=== AIM ===
Extract the listing below in full, unchanged.

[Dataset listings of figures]
···

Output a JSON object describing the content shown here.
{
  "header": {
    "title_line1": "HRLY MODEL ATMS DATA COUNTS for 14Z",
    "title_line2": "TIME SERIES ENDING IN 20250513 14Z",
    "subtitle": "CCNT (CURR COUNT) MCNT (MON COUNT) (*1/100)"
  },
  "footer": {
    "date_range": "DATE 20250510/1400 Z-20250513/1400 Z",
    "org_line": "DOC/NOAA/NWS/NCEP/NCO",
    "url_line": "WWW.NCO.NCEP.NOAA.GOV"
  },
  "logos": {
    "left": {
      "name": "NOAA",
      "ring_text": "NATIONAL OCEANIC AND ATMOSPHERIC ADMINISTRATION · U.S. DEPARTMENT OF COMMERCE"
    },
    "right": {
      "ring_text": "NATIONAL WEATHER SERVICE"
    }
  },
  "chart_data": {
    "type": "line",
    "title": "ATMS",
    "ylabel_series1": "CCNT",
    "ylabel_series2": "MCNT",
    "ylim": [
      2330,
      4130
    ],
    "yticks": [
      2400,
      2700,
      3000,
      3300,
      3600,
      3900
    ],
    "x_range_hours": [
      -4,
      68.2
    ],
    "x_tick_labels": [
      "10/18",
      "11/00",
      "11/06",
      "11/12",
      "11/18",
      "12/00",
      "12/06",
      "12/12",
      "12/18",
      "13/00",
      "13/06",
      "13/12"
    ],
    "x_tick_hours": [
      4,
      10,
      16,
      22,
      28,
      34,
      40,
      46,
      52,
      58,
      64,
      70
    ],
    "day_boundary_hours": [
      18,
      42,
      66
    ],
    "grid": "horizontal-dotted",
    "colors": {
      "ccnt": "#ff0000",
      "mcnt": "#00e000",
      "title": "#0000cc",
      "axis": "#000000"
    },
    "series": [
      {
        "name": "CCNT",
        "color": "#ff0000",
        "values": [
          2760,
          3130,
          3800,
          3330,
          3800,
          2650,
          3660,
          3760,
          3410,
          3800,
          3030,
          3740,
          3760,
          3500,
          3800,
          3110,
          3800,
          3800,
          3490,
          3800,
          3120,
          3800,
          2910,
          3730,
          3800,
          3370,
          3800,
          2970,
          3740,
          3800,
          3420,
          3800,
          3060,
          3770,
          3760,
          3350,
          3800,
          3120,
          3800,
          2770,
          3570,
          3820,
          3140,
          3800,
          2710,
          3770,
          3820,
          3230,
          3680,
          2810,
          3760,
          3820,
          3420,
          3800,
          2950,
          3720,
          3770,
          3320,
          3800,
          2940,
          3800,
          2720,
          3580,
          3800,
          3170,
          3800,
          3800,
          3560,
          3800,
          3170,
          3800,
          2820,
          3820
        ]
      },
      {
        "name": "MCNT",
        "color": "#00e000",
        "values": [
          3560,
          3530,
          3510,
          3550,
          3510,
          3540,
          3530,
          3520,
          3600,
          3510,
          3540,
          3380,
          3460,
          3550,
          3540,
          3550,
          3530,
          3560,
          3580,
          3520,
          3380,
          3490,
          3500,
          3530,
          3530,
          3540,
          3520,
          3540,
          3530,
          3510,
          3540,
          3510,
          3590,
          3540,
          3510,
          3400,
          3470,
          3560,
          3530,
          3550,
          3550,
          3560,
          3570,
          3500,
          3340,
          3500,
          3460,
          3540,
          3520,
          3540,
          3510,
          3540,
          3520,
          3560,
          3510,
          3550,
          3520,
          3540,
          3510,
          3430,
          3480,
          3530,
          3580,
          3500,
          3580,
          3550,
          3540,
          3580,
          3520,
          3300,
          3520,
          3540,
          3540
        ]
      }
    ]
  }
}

···

=== TASK RESULT ===
Output a JSON object describing the content shown here.
{
  "header": {
    "title_line1": "HRLY MODEL ATMS DATA COUNTS for 14Z",
    "title_line2": "TIME SERIES ENDING IN 20250513 14Z",
    "subtitle": "CCNT (CURR COUNT) MCNT (MON COUNT) (*1/100)"
  },
  "footer": {
    "date_range": "DATE 20250510/1400 Z-20250513/1400 Z",
    "org_line": "DOC/NOAA/NWS/NCEP/NCO",
    "url_line": "WWW.NCO.NCEP.NOAA.GOV"
  },
  "logos": {
    "left": {
      "name": "NOAA",
      "ring_text": "NATIONAL OCEANIC AND ATMOSPHERIC ADMINISTRATION · U.S. DEPARTMENT OF COMMERCE"
    },
    "right": {
      "ring_text": "NATIONAL WEATHER SERVICE"
    }
  },
  "chart_data": {
    "type": "line",
    "title": "ATMS",
    "ylabel_series1": "CCNT",
    "ylabel_series2": "MCNT",
    "ylim": [
      2330,
      4130
    ],
    "yticks": [
      2400,
      2700,
      3000,
      3300,
      3600,
      3900
    ],
    "x_range_hours": [
      -4,
      68.2
    ],
    "x_tick_labels": [
      "10/18",
      "11/00",
      "11/06",
      "11/12",
      "11/18",
      "12/00",
      "12/06",
      "12/12",
      "12/18",
      "13/00",
      "13/06",
      "13/12"
    ],
    "x_tick_hours": [
      4,
      10,
      16,
      22,
      28,
      34,
      40,
      46,
      52,
      58,
      64,
      70
    ],
    "day_boundary_hours": [
      18,
      42,
      66
    ],
    "grid": "horizontal-dotted",
    "colors": {
      "ccnt": "#ff0000",
      "mcnt": "#00e000",
      "title": "#0000cc",
      "axis": "#000000"
    },
    "series": [
      {
        "name": "CCNT",
        "color": "#ff0000",
        "values": [
          2760,
          3130,
          3800,
          3330,
          3800,
          2650,
          3660,
          3760,
          3410,
          3800,
          3030,
          3740,
          3760,
          3500,
          3800,
          3110,
          3800,
          3800,
          3490,
          3800,
          3120,
          3800,
          2910,
          3730,
          3800,
          3370,
          3800,
          2970,
          3740,
          3800,
          3420,
          3800,
          3060,
          3770,
          3760,
          3350,
          3800,
          3120,
          3800,
          2770,
          3570,
          3820,
          3140,
          3800,
          2710,
          3770,
          3820,
          3230,
          3680,
          2810,
          3760,
          3820,
          3420,
          3800,
          2950,
          3720,
          3770,
          3320,
          3800,
          2940,
          3800,
          2720,
          3580,
          3800,
          3170,
          3800,
          3800,
          3560,
          3800,
          3170,
          3800,
          2820,
          3820
        ]
      },
      {
        "name": "MCNT",
        "color": "#00e000",
        "values": [
          3560,
          3530,
          3510,
          3550,
          3510,
          3540,
          3530,
          3520,
          3600,
          3510,
          3540,
          3380,
          3460,
          3550,
          3540,
          3550,
          3530,
          3560,
          3580,
          3520,
          3380,
          3490,
          3500,
          3530,
          3530,
          3540,
          3520,
          3540,
          3530,
          3510,
          3540,
          3510,
          3590,
          3540,
          3510,
          3400,
          3470,
          3560,
          3530,
          3550,
          3550,
          3560,
          3570,
          3500,
          3340,
          3500,
          3460,
          3540,
          3520,
          3540,
          3510,
          3540,
          3520,
          3560,
          3510,
          3550,
          3520,
          3540,
          3510,
          3430,
          3480,
          3530,
          3580,
          3500,
          3580,
          3550,
          3540,
          3580,
          3520,
          3300,
          3520,
          3540,
          3540
        ]
      }
    ]
  }
}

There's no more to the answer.